— EXERCISE REQUIREMENTS —
1. In the Domino Data Lab post, how many processors did the run mentioned in the post use, and where did it run?
2. Print the section of the Domino Data Lab post between "Wednesday, June 15, 2016" and "to do this.)", inclusive.

— TEXT TO READ —

(begin)

Wednesday, June 15, 2016

Domino Data Lab python/bash hacks

In a prior post I covered the data science platform provided by Domino Data Labs. I'm still a fan and here are a few minor gimmicks I've found useful when working with the product, starting with the trivial. You may prefer to cut and paste from domino_data_hacks on github.

(A run utilizing 8320 processors on Amazon. See below for a bash script to do this.)

Starting with the basics... Well I said I would start with the trivial. For readability:

import os
def domino_run_id():
    try:
        return os.environ['DOMINO_RUN_ID']
    except:
        return None

def running_on_domino():
    return ( domino_run_id() is not None )

def running_on_local():
    return not running_on_domino()
Domino environment variables While we are at it:
current_project       = os.environ['DOMINO_PROJECT_NAME']
current_project_owner = os.environ['DOMINO_PROJECT_OWNER']
current_run_id        = os.environ['DOMINO_RUN_ID']
current_run_number    = os.environ['DOMINO_RUN_NUMBER']
domino_project_path   = '{0}/{1}'.format(current_project_owner, current_project)

Shelling out

Due to vagaries I don't fully understand but are undoubtedly related to security, permissions on files might not be what you expect. To work around this you might go so far as to set the permission right before you need it:

    subprocess.call(["chmod", "+x", "stockfish.sh"])

(end)

— DATA —
(begin)

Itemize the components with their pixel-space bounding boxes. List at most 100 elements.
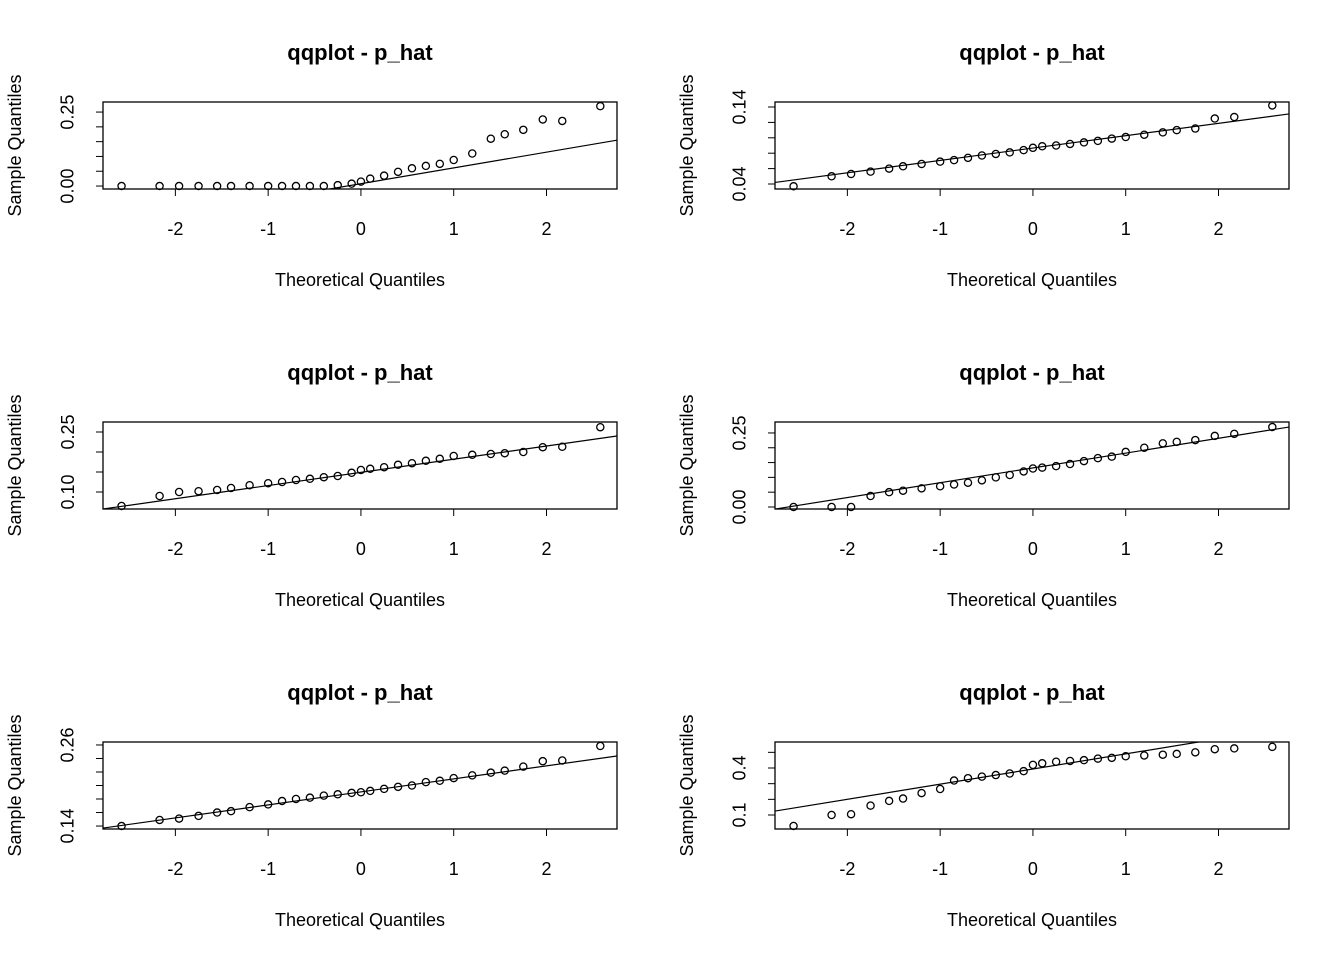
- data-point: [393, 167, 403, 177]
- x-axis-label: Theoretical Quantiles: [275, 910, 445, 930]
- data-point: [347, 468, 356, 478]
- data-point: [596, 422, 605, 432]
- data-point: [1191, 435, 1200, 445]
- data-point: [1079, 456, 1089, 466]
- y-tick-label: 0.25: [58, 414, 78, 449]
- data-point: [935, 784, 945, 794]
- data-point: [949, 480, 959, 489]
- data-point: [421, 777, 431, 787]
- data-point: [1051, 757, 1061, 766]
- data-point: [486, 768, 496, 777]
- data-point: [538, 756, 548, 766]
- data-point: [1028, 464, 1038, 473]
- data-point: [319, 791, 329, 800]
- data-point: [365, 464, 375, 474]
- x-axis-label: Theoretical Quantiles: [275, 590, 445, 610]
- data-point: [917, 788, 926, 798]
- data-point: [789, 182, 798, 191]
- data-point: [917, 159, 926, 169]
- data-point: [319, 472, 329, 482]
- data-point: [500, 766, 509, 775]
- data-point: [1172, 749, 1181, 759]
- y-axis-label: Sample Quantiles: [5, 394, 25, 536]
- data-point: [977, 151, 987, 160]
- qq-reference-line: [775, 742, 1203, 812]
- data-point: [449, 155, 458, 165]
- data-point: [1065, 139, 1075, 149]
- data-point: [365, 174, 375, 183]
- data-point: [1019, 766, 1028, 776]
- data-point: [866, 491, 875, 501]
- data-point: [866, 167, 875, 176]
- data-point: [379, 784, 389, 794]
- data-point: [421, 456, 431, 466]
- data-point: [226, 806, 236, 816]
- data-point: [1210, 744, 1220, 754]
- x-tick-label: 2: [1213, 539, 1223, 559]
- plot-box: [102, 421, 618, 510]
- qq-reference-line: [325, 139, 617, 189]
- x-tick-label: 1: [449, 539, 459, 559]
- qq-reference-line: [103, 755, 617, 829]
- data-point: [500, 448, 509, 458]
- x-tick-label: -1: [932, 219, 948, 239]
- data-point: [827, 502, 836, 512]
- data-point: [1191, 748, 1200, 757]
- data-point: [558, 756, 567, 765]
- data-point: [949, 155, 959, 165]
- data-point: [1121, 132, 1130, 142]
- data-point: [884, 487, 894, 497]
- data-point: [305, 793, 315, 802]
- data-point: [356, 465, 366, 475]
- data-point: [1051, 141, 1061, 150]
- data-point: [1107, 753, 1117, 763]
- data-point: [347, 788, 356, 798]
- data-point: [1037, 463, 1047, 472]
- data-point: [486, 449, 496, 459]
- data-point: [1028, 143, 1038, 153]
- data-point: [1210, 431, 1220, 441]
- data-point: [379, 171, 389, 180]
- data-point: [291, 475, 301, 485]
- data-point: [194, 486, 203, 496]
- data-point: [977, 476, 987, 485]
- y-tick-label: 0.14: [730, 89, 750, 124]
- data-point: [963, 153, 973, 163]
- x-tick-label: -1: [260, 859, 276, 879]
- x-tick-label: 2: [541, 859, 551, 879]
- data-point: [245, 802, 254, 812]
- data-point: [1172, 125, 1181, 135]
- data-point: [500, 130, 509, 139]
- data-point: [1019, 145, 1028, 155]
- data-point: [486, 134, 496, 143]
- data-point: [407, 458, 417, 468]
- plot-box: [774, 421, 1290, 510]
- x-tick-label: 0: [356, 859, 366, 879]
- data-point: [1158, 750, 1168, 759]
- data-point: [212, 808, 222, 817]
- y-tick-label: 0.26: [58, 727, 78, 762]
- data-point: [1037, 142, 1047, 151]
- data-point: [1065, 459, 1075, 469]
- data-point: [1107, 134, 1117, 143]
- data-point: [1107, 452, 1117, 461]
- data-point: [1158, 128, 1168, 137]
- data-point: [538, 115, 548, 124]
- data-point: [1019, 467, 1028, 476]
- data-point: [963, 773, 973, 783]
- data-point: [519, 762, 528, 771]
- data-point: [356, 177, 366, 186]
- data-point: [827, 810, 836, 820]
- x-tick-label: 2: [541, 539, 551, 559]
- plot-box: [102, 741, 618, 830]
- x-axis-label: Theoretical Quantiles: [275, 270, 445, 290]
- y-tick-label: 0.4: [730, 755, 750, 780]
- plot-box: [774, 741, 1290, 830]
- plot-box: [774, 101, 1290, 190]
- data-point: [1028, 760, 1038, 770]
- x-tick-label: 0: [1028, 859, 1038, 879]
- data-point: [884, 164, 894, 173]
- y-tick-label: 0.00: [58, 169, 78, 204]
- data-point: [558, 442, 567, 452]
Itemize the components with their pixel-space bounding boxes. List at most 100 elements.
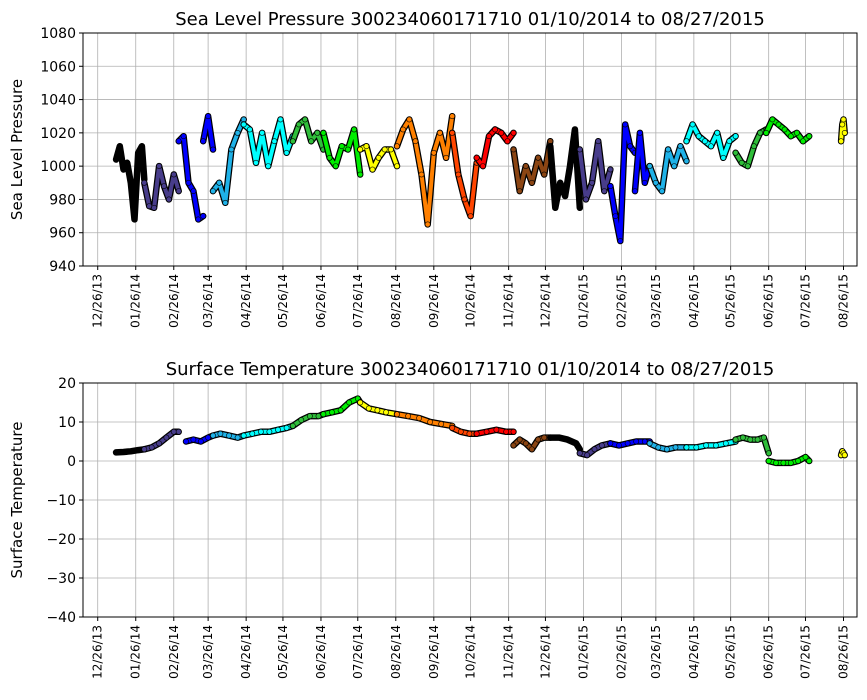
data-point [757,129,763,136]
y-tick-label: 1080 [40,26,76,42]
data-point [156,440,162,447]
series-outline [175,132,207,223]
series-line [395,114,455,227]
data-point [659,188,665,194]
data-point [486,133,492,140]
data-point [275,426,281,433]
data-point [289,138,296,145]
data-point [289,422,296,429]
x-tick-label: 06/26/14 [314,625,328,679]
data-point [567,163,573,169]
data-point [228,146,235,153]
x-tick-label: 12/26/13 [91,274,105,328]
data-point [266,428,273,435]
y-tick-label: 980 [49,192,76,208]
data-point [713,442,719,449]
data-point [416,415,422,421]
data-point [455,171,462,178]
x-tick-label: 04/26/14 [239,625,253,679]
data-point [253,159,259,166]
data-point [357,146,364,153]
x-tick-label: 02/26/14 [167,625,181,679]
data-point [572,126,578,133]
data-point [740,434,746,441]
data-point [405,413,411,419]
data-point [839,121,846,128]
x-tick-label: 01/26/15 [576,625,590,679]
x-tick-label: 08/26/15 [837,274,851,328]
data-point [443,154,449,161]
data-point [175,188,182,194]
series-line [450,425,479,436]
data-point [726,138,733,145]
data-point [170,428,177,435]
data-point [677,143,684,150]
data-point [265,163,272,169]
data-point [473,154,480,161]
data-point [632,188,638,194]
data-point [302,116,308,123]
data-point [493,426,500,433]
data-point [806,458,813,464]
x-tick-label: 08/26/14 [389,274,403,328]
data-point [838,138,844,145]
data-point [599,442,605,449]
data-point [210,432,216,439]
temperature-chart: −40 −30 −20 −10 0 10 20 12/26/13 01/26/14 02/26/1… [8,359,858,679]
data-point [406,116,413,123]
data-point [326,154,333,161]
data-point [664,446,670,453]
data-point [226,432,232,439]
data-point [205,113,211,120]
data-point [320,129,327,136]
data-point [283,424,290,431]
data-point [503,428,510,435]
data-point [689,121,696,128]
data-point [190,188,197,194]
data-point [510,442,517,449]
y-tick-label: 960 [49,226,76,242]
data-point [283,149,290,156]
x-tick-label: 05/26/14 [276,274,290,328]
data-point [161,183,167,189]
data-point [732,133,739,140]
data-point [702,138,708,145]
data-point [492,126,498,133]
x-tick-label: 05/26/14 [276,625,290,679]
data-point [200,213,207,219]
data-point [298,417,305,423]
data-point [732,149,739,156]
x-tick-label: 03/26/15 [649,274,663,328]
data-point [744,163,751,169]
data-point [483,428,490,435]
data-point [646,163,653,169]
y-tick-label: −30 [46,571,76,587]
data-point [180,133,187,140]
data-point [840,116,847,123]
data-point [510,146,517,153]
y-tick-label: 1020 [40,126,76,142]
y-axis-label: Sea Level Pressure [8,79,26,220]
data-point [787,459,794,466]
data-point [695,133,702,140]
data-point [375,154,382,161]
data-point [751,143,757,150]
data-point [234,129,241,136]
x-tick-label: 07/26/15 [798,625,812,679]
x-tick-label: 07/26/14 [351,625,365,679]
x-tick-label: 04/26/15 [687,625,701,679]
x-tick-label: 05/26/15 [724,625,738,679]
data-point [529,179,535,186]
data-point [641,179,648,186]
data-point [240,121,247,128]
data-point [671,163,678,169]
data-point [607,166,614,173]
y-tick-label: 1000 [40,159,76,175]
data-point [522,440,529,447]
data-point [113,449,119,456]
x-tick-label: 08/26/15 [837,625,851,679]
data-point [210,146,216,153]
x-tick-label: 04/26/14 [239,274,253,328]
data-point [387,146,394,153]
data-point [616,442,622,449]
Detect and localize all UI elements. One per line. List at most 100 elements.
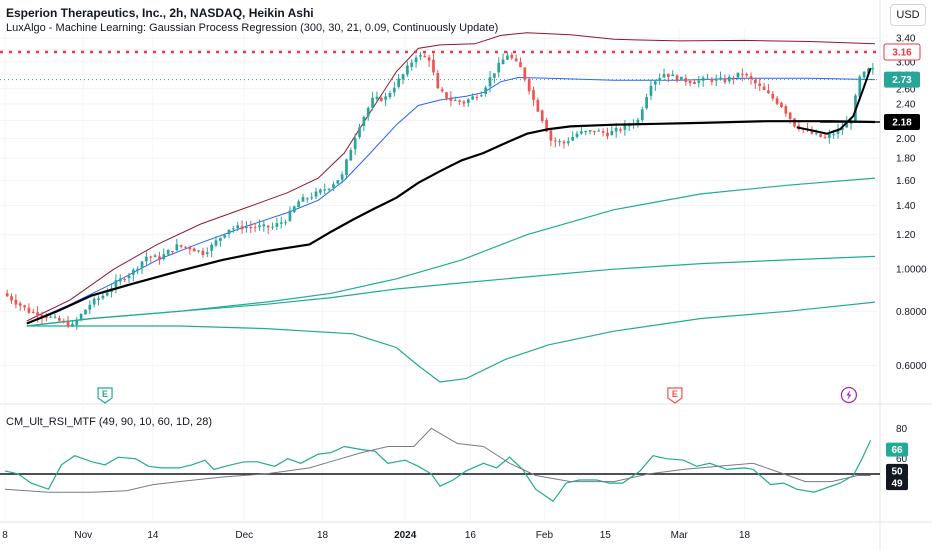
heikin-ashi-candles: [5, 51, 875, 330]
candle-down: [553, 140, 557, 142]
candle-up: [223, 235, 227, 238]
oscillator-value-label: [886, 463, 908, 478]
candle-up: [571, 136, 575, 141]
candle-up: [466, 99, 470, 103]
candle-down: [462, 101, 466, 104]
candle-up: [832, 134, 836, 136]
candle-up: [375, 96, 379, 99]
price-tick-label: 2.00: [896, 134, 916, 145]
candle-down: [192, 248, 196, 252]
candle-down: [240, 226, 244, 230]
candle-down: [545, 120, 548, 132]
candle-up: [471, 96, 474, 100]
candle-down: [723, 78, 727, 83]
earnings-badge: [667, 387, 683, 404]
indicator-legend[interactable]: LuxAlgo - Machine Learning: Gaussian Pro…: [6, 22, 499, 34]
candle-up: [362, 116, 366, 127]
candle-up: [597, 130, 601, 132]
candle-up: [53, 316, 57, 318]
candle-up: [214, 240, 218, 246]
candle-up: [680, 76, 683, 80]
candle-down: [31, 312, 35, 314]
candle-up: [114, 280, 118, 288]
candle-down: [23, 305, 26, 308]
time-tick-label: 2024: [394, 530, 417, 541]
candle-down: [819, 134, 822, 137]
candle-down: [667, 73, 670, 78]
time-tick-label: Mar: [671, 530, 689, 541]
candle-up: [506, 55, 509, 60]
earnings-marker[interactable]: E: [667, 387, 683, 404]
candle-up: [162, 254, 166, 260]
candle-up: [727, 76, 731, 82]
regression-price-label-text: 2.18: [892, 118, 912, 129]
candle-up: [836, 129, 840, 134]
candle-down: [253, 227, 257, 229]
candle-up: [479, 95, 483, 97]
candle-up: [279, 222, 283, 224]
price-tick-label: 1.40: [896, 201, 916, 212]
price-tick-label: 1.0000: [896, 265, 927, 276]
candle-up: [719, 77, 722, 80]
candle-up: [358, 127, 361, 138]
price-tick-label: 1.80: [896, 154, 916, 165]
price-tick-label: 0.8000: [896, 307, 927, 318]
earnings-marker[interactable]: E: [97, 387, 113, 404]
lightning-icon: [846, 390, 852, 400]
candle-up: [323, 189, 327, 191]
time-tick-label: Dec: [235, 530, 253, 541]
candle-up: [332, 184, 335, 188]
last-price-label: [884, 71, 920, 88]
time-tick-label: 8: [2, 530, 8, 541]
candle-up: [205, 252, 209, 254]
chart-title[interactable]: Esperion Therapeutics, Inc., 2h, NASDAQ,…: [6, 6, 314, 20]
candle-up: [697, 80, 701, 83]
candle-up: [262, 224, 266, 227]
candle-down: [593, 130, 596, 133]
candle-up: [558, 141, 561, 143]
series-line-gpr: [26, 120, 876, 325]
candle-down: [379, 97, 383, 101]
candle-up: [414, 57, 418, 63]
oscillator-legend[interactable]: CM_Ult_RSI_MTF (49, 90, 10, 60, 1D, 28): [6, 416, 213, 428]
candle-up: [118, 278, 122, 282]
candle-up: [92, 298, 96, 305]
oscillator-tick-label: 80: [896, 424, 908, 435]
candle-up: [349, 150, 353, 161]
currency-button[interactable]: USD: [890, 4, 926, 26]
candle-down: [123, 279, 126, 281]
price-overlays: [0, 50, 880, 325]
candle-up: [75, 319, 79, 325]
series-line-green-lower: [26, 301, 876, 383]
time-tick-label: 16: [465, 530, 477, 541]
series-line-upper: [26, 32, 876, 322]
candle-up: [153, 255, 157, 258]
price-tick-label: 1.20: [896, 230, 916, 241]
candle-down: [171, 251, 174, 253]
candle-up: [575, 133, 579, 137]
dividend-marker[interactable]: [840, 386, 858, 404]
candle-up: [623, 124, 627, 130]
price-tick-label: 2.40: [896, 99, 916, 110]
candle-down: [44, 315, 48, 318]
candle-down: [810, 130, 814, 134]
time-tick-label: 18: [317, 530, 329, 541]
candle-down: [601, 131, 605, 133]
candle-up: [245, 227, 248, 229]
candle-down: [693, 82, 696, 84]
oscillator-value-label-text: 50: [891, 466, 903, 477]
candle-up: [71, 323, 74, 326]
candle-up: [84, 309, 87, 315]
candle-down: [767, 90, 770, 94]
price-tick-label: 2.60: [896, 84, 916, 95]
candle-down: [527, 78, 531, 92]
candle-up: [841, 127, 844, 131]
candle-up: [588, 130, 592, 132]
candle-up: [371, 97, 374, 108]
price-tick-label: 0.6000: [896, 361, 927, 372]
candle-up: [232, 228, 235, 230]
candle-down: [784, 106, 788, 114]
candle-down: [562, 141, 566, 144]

(end)

— SOLUTIONS —
1. 8320 processors, on Amazon.

2.
Wednesday, June 15, 2016

Domino Data Lab python/bash hacks

In a prior post I covered the data science platform provided by Domino Data Labs. I'm still a fan and here are a few minor gimmicks I've found useful when working with the product, starting with the trivial. You may prefer to cut and paste from domino_data_hacks on github.

(A run utilizing 8320 processors on Amazon. See below for a bash script to do this.)